[start RECORDS PROVIDED]

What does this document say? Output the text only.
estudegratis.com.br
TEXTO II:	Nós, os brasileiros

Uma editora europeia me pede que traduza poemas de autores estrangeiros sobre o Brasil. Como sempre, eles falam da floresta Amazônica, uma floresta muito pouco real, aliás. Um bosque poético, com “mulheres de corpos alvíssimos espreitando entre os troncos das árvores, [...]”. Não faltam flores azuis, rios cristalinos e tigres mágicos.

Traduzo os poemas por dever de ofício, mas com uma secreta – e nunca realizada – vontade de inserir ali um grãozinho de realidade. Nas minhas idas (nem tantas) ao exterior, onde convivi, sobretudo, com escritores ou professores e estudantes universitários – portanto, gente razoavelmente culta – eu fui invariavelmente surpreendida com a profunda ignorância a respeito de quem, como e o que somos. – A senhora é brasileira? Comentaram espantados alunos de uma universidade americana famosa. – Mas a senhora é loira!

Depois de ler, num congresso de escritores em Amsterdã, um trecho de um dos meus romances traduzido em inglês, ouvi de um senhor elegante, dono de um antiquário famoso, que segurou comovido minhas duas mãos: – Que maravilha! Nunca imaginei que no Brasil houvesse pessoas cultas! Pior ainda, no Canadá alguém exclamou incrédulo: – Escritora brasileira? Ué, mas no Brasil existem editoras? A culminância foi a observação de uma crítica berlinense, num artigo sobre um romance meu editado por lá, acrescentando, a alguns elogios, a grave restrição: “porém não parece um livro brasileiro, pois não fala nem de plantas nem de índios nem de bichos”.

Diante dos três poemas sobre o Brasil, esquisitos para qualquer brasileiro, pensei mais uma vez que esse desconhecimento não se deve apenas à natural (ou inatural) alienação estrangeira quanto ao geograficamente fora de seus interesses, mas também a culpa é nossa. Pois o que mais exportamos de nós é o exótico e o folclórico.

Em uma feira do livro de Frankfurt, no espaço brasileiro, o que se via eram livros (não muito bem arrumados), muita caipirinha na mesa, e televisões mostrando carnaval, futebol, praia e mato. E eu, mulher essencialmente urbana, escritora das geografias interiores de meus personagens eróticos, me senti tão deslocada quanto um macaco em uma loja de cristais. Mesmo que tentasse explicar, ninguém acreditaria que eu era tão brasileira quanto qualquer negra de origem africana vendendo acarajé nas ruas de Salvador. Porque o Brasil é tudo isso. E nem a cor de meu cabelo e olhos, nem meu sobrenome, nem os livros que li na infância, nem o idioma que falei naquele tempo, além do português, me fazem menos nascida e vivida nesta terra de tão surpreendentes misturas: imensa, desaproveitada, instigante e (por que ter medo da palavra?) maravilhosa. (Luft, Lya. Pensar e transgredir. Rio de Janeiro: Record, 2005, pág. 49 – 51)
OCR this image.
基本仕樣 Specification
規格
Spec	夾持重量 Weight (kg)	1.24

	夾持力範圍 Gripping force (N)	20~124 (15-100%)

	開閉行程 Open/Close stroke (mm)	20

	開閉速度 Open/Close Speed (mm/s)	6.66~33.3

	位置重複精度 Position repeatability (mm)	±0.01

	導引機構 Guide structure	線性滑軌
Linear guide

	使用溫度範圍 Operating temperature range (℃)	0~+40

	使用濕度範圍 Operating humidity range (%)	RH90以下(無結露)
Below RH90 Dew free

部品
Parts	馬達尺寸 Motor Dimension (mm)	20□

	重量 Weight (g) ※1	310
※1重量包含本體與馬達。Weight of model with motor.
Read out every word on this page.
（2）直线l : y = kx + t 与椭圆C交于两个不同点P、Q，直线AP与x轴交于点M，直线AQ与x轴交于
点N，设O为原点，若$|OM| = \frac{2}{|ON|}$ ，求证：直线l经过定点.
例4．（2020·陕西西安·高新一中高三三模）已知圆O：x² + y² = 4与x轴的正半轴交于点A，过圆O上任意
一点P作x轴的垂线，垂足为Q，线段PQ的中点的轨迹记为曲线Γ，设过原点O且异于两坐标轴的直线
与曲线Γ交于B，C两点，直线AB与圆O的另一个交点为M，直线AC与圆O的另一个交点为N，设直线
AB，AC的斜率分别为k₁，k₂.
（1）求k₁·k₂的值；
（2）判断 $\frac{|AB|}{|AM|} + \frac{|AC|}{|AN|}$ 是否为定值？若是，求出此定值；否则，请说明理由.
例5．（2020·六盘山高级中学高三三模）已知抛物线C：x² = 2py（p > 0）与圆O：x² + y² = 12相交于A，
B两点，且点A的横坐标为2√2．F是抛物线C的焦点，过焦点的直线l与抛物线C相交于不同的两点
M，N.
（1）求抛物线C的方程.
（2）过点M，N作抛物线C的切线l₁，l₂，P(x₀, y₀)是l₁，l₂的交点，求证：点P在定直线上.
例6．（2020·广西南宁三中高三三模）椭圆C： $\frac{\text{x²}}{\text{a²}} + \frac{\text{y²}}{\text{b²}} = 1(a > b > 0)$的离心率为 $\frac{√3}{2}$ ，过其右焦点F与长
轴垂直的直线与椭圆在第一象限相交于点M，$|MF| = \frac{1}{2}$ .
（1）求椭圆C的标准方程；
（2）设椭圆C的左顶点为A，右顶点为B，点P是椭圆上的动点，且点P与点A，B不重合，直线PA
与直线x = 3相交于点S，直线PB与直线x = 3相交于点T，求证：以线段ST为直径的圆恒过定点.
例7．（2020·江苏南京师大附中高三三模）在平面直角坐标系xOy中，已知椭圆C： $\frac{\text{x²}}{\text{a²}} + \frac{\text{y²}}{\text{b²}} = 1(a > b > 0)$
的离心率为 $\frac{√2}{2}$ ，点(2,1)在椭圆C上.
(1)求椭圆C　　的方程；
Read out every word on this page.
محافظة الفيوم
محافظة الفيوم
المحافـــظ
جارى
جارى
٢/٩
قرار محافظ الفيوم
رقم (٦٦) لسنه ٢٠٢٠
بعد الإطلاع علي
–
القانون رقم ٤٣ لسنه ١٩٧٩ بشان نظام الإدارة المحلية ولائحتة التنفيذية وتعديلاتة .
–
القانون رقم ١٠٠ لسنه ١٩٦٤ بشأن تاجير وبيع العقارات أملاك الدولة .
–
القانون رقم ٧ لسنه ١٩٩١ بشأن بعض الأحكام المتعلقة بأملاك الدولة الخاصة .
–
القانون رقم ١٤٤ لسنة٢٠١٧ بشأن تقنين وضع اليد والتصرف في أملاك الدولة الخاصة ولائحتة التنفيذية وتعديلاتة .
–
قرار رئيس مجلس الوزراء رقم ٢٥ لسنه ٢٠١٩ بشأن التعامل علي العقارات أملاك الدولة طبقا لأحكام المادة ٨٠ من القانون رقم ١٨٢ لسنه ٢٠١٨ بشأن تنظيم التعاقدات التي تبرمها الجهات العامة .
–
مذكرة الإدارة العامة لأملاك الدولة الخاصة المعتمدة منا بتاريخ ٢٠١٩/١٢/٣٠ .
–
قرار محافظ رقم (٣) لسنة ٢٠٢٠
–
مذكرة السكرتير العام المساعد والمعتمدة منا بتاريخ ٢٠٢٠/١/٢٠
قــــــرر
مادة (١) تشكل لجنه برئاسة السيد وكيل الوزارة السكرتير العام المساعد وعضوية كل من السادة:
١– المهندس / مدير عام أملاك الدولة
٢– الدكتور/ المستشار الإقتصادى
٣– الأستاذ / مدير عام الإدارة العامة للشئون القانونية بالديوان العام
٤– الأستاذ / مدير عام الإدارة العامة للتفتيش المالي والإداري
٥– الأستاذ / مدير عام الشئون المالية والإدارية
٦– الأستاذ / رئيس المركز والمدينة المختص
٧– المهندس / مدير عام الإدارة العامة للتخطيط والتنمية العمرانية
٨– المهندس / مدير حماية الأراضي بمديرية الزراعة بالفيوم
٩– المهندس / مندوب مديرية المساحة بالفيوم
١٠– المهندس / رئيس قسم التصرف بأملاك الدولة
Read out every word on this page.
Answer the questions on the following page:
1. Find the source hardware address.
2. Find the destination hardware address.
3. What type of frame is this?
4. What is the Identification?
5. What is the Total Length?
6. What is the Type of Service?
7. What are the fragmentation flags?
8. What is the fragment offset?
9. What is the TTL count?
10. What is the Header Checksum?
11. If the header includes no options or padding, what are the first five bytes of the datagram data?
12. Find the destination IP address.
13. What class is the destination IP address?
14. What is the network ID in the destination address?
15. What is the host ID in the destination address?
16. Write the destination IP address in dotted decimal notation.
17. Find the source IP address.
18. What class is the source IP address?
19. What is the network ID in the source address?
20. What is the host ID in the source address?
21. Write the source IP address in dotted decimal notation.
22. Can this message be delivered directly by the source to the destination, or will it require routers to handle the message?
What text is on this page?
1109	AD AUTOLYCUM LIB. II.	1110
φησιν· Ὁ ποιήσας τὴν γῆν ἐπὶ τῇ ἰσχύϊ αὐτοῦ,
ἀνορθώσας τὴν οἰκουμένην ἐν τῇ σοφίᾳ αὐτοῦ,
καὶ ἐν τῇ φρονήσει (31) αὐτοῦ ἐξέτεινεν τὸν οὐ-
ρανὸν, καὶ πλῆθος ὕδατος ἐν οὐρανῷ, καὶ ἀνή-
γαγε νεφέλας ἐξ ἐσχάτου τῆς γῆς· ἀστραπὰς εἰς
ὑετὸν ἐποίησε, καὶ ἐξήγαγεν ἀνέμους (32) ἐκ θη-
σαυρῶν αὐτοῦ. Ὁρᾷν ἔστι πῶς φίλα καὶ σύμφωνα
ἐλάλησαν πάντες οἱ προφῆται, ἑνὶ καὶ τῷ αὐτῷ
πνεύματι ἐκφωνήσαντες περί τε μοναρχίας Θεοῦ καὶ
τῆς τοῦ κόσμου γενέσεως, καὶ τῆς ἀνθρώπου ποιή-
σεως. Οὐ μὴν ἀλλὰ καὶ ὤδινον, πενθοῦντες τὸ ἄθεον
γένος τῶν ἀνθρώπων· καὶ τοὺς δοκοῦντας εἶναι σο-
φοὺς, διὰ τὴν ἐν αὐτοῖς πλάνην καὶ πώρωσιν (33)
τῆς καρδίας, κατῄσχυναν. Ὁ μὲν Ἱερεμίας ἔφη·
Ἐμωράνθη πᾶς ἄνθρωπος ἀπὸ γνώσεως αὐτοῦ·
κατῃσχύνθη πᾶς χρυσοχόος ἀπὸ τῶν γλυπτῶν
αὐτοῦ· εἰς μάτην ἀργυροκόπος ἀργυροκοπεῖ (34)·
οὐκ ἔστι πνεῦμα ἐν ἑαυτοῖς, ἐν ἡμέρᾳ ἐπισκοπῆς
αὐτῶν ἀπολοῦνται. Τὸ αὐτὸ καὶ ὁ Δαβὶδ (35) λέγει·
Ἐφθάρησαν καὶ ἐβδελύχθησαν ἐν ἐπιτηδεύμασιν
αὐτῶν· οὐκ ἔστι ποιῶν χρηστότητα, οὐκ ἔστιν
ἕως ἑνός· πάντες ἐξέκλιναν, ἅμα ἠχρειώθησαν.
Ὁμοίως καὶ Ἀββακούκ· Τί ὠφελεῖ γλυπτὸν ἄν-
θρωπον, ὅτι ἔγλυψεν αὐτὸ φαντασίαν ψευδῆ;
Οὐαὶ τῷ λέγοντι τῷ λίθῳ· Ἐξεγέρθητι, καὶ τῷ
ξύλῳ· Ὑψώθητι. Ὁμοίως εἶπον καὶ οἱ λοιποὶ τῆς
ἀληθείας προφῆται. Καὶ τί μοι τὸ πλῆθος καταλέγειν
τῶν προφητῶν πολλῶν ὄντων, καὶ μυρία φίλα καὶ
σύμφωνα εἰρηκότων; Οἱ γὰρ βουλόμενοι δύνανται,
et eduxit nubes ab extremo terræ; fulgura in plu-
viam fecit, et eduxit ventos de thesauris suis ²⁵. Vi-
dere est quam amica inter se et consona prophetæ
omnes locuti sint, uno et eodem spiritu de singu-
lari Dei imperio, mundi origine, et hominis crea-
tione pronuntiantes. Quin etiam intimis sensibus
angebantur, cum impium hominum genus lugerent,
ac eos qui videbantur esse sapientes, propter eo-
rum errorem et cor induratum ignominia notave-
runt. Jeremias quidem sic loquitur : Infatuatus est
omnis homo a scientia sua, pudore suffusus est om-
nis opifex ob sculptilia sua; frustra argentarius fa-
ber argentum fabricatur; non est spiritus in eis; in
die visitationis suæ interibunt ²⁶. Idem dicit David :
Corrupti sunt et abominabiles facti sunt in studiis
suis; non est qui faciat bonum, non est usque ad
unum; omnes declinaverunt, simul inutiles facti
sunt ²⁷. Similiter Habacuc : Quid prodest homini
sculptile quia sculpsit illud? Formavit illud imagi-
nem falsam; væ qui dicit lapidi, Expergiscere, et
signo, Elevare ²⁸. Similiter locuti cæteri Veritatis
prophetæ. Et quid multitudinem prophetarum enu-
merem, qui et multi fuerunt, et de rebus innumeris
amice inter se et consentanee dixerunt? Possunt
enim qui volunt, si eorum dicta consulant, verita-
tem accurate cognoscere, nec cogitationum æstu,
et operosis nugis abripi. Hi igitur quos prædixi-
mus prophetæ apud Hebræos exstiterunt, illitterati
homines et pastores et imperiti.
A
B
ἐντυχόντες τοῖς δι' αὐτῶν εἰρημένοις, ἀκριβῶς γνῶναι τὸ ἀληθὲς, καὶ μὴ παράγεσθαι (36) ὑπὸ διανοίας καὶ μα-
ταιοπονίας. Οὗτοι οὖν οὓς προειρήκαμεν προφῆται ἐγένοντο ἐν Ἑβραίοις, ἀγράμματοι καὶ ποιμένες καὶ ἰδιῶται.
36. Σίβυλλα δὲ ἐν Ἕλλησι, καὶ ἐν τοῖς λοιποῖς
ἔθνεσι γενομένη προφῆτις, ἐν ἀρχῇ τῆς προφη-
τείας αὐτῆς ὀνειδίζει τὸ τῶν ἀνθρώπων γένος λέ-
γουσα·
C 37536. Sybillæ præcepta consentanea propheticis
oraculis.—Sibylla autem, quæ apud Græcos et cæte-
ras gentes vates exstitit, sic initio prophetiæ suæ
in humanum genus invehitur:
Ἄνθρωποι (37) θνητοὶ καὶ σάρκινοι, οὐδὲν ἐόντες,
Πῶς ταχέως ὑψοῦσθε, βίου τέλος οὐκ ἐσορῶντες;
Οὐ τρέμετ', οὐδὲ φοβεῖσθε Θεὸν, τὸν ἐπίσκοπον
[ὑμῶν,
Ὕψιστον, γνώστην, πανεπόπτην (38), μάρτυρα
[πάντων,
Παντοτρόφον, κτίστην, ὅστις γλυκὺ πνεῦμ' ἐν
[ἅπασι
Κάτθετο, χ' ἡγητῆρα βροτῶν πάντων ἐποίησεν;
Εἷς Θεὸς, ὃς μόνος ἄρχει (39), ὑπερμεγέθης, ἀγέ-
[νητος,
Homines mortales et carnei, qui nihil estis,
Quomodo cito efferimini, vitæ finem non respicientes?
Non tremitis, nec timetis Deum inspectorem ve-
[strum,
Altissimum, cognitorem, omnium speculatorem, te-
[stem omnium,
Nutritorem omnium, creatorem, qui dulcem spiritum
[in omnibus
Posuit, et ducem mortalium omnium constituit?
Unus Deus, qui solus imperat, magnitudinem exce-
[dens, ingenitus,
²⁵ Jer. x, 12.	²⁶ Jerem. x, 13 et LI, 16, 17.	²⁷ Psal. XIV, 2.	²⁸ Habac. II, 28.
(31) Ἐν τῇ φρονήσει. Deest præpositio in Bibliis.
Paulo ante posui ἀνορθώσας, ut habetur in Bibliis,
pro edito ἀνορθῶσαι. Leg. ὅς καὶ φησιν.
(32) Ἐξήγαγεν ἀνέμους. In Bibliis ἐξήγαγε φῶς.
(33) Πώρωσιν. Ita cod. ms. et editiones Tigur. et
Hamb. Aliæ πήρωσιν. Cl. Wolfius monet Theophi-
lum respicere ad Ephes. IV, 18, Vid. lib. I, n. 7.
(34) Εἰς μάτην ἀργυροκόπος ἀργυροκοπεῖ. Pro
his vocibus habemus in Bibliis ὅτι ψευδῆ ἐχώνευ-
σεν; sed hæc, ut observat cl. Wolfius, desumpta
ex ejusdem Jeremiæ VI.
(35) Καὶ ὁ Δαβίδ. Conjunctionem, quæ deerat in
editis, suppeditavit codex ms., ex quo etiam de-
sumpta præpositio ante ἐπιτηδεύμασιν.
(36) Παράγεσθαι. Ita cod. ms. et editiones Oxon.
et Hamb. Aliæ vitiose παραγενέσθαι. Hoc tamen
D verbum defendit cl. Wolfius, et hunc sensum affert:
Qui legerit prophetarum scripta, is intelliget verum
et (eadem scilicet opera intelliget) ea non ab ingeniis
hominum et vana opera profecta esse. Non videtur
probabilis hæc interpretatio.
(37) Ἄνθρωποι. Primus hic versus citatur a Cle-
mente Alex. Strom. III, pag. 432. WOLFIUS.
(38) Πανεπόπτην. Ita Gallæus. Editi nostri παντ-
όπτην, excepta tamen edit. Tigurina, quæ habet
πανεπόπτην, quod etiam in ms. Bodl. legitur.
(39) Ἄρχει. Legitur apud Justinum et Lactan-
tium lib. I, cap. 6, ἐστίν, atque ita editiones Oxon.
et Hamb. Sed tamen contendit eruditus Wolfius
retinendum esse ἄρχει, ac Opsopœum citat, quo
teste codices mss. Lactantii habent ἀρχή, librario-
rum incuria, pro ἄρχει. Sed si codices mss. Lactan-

[end RECORDS PROVIDED]

Reply with nothing except the number of lines in the listing above that include the string "بأملاك".

2